■ **WHAT TO DO**
Your task is to transcribe all of the records exactly and leave out the pictures.

■ **RECORD LIST**
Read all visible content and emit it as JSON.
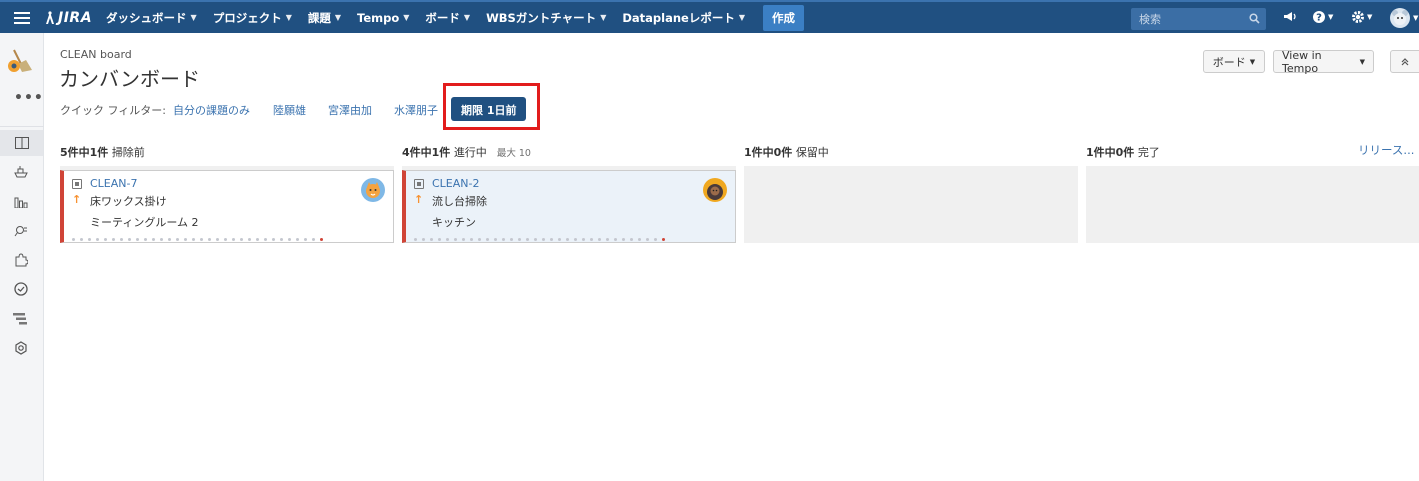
{
  "nav": {
    "logo": "JIRA",
    "items": [
      {
        "label": "ダッシュボード"
      },
      {
        "label": "プロジェクト"
      },
      {
        "label": "課題"
      },
      {
        "label": "Tempo"
      },
      {
        "label": "ボード"
      },
      {
        "label": "WBSガントチャート"
      },
      {
        "label": "Dataplaneレポート"
      }
    ],
    "create_label": "作成",
    "search_placeholder": "検索"
  },
  "header": {
    "project_name": "CLEAN board",
    "board_title": "カンバンボード",
    "board_button": "ボード",
    "tempo_button": "View in Tempo"
  },
  "quick_filters": {
    "label": "クイック フィルター:",
    "items": [
      "自分の課題のみ",
      "陸願雄",
      "宮澤由加",
      "水澤朋子"
    ],
    "active": "期限 1日前"
  },
  "columns": [
    {
      "count": "5件中1件",
      "name": "掃除前",
      "max": ""
    },
    {
      "count": "4件中1件",
      "name": "進行中",
      "max": "最大 10"
    },
    {
      "count": "1件中0件",
      "name": "保留中",
      "max": ""
    },
    {
      "count": "1件中0件",
      "name": "完了",
      "max": ""
    }
  ],
  "release_link": "リリース...",
  "cards": [
    {
      "key": "CLEAN-7",
      "summary": "床ワックス掛け",
      "field": "ミーティングルーム 2",
      "priority": "↑"
    },
    {
      "key": "CLEAN-2",
      "summary": "流し台掃除",
      "field": "キッチン",
      "priority": "↑"
    }
  ],
  "colors": {
    "nav_bg": "#205081",
    "link": "#3b73af",
    "active_filter": "#205081",
    "card_flag": "#d04437",
    "highlight_box": "#e21c1c"
  }
}
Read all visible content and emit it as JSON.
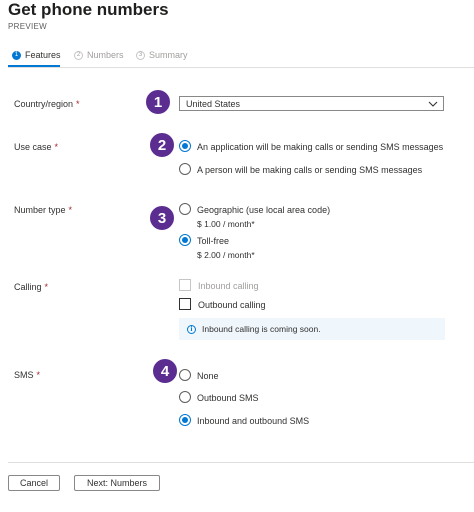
{
  "header": {
    "title": "Get phone numbers",
    "subtitle": "PREVIEW"
  },
  "tabs": [
    {
      "number": "1",
      "label": "Features"
    },
    {
      "number": "2",
      "label": "Numbers"
    },
    {
      "number": "3",
      "label": "Summary"
    }
  ],
  "form": {
    "country": {
      "label": "Country/region",
      "required": "*",
      "value": "United States"
    },
    "use_case": {
      "label": "Use case",
      "required": "*",
      "options": [
        {
          "label": "An application will be making calls or sending SMS messages",
          "checked": true
        },
        {
          "label": "A person will be making calls or sending SMS messages",
          "checked": false
        }
      ]
    },
    "number_type": {
      "label": "Number type",
      "required": "*",
      "options": [
        {
          "label": "Geographic (use local area code)",
          "price": "$ 1.00 / month*",
          "checked": false
        },
        {
          "label": "Toll-free",
          "price": "$ 2.00 / month*",
          "checked": true
        }
      ]
    },
    "calling": {
      "label": "Calling",
      "required": "*",
      "options": [
        {
          "label": "Inbound calling",
          "disabled": true
        },
        {
          "label": "Outbound calling",
          "disabled": false
        }
      ],
      "info": "Inbound calling is coming soon."
    },
    "sms": {
      "label": "SMS",
      "required": "*",
      "options": [
        {
          "label": "None",
          "checked": false
        },
        {
          "label": "Outbound SMS",
          "checked": false
        },
        {
          "label": "Inbound and outbound SMS",
          "checked": true
        }
      ]
    }
  },
  "callouts": [
    "1",
    "2",
    "3",
    "4"
  ],
  "footer": {
    "cancel_label": "Cancel",
    "next_label": "Next: Numbers"
  },
  "colors": {
    "accent": "#0078d4",
    "callout": "#5c2d91",
    "required": "#a4262c"
  }
}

■ **OUTPUT**
Read all visible content and emit it as JSON.
{
  "nav": {
    "logo": "JIRA",
    "items": [
      {
        "label": "ダッシュボード"
      },
      {
        "label": "プロジェクト"
      },
      {
        "label": "課題"
      },
      {
        "label": "Tempo"
      },
      {
        "label": "ボード"
      },
      {
        "label": "WBSガントチャート"
      },
      {
        "label": "Dataplaneレポート"
      }
    ],
    "create_label": "作成",
    "search_placeholder": "検索"
  },
  "header": {
    "project_name": "CLEAN board",
    "board_title": "カンバンボード",
    "board_button": "ボード",
    "tempo_button": "View in Tempo"
  },
  "quick_filters": {
    "label": "クイック フィルター:",
    "items": [
      "自分の課題のみ",
      "陸願雄",
      "宮澤由加",
      "水澤朋子"
    ],
    "active": "期限 1日前"
  },
  "columns": [
    {
      "count": "5件中1件",
      "name": "掃除前",
      "max": ""
    },
    {
      "count": "4件中1件",
      "name": "進行中",
      "max": "最大 10"
    },
    {
      "count": "1件中0件",
      "name": "保留中",
      "max": ""
    },
    {
      "count": "1件中0件",
      "name": "完了",
      "max": ""
    }
  ],
  "release_link": "リリース...",
  "cards": [
    {
      "key": "CLEAN-7",
      "summary": "床ワックス掛け",
      "field": "ミーティングルーム 2",
      "priority": "↑"
    },
    {
      "key": "CLEAN-2",
      "summary": "流し台掃除",
      "field": "キッチン",
      "priority": "↑"
    }
  ],
  "colors": {
    "nav_bg": "#205081",
    "link": "#3b73af",
    "active_filter": "#205081",
    "card_flag": "#d04437",
    "highlight_box": "#e21c1c"
  }
}
Read all visible content and emit it as JSON.
{
  "header": {
    "title": "Get phone numbers",
    "subtitle": "PREVIEW"
  },
  "tabs": [
    {
      "number": "1",
      "label": "Features"
    },
    {
      "number": "2",
      "label": "Numbers"
    },
    {
      "number": "3",
      "label": "Summary"
    }
  ],
  "form": {
    "country": {
      "label": "Country/region",
      "required": "*",
      "value": "United States"
    },
    "use_case": {
      "label": "Use case",
      "required": "*",
      "options": [
        {
          "label": "An application will be making calls or sending SMS messages",
          "checked": true
        },
        {
          "label": "A person will be making calls or sending SMS messages",
          "checked": false
        }
      ]
    },
    "number_type": {
      "label": "Number type",
      "required": "*",
      "options": [
        {
          "label": "Geographic (use local area code)",
          "price": "$ 1.00 / month*",
          "checked": false
        },
        {
          "label": "Toll-free",
          "price": "$ 2.00 / month*",
          "checked": true
        }
      ]
    },
    "calling": {
      "label": "Calling",
      "required": "*",
      "options": [
        {
          "label": "Inbound calling",
          "disabled": true
        },
        {
          "label": "Outbound calling",
          "disabled": false
        }
      ],
      "info": "Inbound calling is coming soon."
    },
    "sms": {
      "label": "SMS",
      "required": "*",
      "options": [
        {
          "label": "None",
          "checked": false
        },
        {
          "label": "Outbound SMS",
          "checked": false
        },
        {
          "label": "Inbound and outbound SMS",
          "checked": true
        }
      ]
    }
  },
  "callouts": [
    "1",
    "2",
    "3",
    "4"
  ],
  "footer": {
    "cancel_label": "Cancel",
    "next_label": "Next: Numbers"
  },
  "colors": {
    "accent": "#0078d4",
    "callout": "#5c2d91",
    "required": "#a4262c"
  }
}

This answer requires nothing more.